WHAT TO PRODUCE - Your task is to copy every line of the entries that contains "JSON".

·····

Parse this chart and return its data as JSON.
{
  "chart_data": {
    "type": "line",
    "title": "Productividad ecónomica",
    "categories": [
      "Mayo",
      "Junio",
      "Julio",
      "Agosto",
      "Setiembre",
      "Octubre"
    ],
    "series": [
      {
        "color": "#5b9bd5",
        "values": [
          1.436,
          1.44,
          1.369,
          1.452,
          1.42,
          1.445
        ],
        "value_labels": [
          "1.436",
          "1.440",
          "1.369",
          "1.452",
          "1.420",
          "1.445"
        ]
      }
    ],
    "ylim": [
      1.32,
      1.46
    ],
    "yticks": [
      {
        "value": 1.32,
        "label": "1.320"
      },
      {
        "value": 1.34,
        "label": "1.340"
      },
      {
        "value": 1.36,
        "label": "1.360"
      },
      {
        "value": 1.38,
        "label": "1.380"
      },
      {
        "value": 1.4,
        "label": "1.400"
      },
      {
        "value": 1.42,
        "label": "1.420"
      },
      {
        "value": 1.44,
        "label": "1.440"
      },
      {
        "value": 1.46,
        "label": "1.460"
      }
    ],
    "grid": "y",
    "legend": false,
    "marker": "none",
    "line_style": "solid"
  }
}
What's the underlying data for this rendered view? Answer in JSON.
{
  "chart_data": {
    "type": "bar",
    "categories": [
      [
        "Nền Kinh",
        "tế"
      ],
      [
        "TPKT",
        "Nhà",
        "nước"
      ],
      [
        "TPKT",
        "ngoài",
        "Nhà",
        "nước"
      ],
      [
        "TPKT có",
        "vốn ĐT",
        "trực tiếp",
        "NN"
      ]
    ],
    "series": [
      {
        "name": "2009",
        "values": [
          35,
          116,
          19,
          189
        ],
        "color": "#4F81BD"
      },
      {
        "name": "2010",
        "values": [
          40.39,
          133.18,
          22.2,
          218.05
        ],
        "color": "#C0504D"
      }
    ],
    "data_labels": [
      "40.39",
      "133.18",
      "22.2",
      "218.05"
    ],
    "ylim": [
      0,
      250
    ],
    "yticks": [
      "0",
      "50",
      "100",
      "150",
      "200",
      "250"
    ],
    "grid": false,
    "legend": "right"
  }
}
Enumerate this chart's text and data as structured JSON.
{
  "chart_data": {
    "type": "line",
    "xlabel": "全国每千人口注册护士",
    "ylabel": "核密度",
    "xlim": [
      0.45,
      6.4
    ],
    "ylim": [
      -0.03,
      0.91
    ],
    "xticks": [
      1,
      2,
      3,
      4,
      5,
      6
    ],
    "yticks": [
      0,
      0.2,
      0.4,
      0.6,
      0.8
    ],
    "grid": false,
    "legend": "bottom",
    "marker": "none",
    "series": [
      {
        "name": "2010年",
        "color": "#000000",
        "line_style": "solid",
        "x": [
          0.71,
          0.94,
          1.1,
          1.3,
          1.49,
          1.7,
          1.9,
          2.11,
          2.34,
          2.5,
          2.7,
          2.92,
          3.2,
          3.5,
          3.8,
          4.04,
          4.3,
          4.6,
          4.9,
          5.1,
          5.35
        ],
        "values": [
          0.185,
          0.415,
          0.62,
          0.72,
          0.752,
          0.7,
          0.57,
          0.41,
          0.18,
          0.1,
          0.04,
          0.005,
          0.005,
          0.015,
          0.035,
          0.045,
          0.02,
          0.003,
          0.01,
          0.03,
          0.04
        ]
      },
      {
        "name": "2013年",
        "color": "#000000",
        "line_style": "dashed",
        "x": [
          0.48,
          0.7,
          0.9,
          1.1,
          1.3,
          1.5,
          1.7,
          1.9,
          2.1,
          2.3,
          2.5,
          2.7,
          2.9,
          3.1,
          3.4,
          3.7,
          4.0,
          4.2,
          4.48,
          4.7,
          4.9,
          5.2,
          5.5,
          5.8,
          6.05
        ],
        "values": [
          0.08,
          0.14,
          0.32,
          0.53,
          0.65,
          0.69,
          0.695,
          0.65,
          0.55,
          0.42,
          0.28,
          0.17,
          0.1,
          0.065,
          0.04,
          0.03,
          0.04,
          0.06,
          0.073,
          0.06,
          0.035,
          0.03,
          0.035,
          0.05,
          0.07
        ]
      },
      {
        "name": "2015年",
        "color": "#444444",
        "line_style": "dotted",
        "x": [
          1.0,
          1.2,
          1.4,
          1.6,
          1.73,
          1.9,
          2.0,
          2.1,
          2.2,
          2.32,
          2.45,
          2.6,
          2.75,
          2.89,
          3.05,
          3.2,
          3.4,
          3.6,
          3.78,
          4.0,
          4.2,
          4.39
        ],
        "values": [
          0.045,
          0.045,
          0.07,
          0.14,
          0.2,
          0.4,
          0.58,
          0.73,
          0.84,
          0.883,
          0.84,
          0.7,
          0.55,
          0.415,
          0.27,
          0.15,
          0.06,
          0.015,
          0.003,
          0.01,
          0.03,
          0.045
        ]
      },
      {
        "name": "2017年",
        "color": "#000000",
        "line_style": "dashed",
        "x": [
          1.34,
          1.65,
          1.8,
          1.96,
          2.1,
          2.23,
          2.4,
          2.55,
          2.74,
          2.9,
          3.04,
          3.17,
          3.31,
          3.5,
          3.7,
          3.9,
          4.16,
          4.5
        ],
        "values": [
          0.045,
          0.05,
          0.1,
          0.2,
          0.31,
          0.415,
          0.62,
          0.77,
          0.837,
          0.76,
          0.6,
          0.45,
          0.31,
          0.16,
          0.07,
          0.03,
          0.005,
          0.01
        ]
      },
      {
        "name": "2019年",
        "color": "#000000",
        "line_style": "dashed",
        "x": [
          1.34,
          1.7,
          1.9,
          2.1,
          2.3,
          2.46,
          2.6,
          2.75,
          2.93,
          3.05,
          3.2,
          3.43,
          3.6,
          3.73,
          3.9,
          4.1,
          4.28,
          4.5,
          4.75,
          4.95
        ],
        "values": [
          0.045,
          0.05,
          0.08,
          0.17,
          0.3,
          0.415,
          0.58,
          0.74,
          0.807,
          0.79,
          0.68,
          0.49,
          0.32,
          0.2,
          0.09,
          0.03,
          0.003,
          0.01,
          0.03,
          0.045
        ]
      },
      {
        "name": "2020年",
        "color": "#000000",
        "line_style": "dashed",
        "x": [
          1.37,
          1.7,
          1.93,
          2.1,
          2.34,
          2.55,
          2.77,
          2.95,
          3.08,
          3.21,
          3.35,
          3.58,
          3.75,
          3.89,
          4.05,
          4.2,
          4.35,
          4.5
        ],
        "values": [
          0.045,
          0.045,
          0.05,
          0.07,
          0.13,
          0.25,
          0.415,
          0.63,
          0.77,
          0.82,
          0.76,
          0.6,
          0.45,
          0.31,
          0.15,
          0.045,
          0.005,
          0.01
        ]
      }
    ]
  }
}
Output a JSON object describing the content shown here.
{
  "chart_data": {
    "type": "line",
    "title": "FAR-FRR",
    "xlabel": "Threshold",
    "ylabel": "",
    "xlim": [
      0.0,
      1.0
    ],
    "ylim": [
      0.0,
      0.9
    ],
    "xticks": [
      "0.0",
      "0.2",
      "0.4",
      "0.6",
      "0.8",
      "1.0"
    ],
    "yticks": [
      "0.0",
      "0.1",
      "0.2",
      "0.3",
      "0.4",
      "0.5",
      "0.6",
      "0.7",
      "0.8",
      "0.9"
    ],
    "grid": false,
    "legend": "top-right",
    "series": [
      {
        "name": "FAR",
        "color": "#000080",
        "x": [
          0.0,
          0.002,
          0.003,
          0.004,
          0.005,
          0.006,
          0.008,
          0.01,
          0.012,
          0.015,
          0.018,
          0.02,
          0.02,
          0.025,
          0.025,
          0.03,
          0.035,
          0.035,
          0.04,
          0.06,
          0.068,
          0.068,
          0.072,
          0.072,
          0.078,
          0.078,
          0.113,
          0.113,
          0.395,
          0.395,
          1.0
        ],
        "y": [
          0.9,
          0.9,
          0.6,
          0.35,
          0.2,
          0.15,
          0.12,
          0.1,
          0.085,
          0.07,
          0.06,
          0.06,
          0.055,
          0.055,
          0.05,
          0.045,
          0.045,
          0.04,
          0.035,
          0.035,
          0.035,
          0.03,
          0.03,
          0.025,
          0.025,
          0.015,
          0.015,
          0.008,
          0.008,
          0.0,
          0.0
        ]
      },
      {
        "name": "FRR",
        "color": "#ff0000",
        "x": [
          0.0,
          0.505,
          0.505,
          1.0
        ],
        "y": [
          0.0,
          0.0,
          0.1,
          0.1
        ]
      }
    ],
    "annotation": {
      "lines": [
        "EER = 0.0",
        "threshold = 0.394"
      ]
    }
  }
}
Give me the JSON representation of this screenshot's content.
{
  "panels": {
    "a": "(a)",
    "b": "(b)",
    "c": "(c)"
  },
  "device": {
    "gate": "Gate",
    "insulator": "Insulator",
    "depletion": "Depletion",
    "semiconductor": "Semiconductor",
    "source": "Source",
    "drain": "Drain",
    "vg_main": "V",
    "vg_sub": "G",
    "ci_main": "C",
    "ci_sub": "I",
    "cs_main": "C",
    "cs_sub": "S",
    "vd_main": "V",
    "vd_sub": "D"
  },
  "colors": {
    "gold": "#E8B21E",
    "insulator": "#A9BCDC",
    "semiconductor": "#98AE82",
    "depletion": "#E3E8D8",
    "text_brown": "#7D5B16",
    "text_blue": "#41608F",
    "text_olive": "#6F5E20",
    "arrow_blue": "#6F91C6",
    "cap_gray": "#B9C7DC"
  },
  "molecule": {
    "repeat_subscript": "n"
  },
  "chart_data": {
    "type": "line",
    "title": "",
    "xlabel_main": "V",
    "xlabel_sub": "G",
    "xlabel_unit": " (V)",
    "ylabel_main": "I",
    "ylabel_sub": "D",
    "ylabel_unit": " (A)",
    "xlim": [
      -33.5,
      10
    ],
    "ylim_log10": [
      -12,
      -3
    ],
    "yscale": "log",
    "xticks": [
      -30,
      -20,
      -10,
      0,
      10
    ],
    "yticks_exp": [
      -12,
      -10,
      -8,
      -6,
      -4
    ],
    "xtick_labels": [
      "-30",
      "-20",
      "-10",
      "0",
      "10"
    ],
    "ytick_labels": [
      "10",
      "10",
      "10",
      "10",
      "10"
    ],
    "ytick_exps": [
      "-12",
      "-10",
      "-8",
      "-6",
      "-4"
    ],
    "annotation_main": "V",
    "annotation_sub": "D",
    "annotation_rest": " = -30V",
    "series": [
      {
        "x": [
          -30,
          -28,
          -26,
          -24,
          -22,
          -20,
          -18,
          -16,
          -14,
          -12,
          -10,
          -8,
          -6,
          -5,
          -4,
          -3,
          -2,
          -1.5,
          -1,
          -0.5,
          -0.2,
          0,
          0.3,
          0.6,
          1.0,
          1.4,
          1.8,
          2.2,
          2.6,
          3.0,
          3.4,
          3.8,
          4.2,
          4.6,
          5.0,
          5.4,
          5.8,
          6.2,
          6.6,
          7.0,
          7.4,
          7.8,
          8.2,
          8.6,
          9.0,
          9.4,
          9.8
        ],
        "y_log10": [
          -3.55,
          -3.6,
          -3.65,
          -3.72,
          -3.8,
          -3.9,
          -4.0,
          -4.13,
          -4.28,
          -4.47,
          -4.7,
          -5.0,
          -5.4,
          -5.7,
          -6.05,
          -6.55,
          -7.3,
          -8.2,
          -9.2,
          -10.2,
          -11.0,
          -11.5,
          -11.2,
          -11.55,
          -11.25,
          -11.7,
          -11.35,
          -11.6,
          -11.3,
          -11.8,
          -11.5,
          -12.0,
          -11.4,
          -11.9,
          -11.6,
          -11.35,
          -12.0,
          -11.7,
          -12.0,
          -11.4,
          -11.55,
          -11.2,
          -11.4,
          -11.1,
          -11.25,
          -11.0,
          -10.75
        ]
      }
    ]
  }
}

·····

COMPLETE ANSWER -
Parse this chart and return its data as JSON.
What's the underlying data for this rendered view? Answer in JSON.
Enumerate this chart's text and data as structured JSON.
Output a JSON object describing the content shown here.
Give me the JSON representation of this screenshot's content.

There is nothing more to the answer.